**Problem to work on**
Lines that contain the string "лицо" are to be copied; leave out all others.

**Extracted information**
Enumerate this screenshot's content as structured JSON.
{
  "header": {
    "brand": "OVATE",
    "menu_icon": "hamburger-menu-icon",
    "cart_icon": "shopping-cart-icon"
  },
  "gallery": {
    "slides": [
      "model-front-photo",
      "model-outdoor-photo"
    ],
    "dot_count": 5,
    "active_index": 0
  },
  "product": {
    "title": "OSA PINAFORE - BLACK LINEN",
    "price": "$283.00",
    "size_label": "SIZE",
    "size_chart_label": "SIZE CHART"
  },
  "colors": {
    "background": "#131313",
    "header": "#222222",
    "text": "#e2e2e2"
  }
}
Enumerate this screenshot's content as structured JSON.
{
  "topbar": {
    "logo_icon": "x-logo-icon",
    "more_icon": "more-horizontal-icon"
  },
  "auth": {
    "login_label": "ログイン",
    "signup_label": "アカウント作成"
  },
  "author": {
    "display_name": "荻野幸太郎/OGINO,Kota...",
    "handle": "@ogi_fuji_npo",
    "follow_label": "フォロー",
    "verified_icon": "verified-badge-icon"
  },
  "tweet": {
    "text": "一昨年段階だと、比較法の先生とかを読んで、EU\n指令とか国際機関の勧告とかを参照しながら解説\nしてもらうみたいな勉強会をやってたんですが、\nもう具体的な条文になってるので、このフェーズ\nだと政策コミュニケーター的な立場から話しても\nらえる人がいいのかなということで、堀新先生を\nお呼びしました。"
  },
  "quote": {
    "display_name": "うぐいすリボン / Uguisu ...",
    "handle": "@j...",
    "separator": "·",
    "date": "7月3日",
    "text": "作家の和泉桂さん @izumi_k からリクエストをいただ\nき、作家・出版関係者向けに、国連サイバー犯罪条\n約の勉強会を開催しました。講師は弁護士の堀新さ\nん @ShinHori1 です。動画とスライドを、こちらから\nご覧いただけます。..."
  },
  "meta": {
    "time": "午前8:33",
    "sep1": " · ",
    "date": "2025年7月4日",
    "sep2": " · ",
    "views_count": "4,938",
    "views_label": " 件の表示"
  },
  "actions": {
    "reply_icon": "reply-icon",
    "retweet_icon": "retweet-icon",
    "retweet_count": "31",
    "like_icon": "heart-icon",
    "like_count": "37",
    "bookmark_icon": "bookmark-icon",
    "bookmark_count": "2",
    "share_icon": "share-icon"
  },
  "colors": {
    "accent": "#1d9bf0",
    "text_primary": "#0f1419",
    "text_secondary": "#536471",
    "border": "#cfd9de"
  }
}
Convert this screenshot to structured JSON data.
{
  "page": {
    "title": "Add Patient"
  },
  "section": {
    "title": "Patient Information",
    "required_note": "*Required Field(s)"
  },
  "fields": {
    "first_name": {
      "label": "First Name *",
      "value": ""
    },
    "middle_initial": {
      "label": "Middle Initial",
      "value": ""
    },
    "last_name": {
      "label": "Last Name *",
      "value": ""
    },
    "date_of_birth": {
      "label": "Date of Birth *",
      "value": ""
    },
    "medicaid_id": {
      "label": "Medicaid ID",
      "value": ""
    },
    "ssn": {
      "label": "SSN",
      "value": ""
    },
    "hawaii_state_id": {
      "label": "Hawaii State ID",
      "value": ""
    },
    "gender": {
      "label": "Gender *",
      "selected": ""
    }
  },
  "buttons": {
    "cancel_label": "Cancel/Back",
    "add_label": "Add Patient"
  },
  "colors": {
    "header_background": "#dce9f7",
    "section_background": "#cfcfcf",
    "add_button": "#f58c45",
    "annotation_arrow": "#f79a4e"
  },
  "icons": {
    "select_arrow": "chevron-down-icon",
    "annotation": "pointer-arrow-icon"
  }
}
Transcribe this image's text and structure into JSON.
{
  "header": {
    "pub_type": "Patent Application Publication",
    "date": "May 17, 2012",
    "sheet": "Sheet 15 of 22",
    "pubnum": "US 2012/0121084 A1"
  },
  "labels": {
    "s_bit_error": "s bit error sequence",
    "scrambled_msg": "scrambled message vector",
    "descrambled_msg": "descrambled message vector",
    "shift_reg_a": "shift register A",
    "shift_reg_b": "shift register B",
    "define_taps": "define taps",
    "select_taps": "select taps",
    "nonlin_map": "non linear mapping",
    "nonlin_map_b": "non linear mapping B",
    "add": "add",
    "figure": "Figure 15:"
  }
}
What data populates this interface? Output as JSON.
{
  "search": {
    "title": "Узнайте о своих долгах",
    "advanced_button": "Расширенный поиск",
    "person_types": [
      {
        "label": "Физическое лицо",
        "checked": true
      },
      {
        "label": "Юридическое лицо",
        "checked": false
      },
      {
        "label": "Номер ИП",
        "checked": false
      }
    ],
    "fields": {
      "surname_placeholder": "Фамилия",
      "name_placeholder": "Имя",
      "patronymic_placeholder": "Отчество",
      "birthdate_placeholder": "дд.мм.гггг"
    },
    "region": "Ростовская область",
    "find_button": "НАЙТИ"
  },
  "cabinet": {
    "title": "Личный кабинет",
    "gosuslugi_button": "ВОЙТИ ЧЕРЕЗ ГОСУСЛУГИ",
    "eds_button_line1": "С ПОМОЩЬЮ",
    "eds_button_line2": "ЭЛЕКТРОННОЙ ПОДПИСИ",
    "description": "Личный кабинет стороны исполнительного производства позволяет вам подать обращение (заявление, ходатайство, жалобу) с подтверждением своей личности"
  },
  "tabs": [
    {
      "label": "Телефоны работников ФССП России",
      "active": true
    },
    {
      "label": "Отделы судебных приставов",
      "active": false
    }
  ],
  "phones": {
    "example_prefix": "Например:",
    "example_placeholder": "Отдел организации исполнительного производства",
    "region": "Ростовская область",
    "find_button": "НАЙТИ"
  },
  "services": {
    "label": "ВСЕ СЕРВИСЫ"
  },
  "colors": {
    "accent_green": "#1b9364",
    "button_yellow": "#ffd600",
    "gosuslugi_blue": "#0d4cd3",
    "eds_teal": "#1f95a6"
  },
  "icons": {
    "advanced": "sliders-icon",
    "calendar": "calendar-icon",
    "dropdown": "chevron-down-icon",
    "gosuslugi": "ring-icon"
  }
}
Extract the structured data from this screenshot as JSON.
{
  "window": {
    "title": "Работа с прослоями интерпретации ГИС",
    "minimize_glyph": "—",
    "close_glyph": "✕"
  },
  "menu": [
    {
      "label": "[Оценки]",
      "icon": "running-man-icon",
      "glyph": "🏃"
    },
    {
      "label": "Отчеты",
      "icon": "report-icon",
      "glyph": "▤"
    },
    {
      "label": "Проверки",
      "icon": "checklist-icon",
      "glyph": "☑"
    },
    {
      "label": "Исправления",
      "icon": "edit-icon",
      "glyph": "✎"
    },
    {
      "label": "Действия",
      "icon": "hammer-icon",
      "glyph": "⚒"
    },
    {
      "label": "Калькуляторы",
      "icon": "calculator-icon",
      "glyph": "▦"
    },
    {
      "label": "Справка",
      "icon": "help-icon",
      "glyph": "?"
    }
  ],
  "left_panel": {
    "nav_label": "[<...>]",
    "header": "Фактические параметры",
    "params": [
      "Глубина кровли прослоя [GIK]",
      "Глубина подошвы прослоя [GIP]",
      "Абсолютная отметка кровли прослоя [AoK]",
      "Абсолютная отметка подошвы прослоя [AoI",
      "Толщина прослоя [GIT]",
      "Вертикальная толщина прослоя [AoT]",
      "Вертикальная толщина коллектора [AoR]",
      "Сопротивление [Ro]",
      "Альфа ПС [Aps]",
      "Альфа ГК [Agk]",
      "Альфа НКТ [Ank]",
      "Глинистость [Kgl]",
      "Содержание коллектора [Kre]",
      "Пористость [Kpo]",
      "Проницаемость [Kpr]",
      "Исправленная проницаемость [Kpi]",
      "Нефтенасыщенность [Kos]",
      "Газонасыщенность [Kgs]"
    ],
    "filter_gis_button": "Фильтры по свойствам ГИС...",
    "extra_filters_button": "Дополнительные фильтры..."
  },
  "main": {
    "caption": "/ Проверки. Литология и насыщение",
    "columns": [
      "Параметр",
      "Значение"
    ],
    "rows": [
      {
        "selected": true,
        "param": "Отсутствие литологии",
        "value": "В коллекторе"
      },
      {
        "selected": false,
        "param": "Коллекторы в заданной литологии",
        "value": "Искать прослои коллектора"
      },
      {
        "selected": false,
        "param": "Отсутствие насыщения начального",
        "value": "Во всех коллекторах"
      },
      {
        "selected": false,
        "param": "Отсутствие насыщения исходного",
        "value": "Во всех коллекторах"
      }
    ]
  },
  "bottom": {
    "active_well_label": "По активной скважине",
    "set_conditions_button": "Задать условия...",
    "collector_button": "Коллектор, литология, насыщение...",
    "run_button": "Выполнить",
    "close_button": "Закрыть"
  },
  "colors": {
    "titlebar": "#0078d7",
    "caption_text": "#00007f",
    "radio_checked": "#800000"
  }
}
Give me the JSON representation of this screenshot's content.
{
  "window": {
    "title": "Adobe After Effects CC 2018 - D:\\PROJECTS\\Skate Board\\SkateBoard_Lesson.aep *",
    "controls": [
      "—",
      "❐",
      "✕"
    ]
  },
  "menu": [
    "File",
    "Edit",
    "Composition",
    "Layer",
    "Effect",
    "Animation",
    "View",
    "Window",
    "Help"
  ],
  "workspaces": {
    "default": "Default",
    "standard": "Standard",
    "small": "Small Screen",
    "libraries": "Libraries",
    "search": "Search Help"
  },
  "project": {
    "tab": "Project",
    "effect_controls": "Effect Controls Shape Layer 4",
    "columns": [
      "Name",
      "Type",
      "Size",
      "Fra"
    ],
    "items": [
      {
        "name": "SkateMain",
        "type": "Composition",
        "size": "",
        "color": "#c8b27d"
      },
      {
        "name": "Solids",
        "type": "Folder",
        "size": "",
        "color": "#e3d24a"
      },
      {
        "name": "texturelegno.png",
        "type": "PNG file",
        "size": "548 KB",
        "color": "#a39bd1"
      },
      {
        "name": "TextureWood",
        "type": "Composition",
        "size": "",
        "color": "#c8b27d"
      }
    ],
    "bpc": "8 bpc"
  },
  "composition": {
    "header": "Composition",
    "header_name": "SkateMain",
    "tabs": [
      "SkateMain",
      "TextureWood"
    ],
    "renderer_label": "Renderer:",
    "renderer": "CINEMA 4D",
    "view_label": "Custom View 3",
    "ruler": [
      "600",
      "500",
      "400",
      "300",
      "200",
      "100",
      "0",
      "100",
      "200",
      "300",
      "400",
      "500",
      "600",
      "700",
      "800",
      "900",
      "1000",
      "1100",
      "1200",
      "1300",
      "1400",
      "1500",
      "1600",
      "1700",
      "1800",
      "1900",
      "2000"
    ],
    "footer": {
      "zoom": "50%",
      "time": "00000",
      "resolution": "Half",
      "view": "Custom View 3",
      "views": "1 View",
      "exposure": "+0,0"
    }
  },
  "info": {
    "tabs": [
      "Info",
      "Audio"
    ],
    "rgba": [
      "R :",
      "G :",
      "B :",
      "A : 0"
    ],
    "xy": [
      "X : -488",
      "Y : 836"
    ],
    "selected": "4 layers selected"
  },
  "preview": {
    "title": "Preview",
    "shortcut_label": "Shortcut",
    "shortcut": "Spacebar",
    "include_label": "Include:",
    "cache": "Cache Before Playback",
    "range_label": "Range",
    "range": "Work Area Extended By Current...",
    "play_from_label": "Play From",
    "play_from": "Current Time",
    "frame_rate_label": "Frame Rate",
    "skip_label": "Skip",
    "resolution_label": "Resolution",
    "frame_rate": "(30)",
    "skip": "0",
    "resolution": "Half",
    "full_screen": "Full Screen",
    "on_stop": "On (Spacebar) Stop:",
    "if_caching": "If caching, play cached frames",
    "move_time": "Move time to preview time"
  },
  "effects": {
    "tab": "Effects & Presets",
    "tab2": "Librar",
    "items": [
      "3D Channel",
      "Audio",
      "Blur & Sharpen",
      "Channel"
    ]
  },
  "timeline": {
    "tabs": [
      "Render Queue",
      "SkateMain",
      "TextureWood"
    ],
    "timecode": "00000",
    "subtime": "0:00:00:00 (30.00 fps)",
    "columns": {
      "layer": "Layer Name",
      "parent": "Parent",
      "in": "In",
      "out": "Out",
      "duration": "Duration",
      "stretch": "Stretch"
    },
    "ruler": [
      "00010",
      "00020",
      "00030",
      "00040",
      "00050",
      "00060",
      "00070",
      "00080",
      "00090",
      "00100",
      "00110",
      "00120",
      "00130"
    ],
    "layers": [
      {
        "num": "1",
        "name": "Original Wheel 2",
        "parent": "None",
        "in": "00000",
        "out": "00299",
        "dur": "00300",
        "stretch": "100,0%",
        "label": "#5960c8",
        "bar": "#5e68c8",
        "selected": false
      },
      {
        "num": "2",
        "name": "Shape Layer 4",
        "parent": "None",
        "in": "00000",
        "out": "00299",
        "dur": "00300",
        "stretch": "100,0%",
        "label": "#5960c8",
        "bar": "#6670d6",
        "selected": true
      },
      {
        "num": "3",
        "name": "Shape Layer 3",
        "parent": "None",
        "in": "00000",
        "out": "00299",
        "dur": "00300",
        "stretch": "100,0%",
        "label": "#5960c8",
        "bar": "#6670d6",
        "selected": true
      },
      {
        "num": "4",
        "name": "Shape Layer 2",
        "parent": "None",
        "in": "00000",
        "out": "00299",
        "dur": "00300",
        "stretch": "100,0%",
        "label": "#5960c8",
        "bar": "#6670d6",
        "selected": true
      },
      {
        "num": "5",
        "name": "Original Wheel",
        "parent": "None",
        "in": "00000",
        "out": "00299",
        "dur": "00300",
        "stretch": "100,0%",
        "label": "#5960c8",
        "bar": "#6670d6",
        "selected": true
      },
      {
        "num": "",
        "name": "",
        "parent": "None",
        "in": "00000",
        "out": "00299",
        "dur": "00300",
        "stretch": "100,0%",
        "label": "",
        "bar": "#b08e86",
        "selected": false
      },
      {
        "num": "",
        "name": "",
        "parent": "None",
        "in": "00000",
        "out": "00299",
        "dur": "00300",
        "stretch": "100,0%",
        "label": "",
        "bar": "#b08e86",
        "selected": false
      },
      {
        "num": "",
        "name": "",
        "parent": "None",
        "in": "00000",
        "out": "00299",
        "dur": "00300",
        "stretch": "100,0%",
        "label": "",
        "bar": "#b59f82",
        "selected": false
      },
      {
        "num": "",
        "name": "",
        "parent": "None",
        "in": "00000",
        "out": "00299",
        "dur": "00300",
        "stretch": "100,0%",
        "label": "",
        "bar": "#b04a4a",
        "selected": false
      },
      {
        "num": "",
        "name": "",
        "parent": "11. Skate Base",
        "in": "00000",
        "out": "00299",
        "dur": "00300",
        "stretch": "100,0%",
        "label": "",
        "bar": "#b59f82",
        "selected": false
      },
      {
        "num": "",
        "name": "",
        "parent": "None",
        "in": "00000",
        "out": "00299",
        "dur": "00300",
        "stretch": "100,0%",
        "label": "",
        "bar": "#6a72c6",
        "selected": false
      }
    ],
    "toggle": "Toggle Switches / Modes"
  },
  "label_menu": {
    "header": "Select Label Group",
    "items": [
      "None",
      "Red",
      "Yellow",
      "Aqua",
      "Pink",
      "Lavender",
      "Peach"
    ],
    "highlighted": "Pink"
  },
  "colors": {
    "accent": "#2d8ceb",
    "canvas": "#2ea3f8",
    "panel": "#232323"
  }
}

**Finished answer**
        "label": "Физическое лицо",
        "label": "Юридическое лицо",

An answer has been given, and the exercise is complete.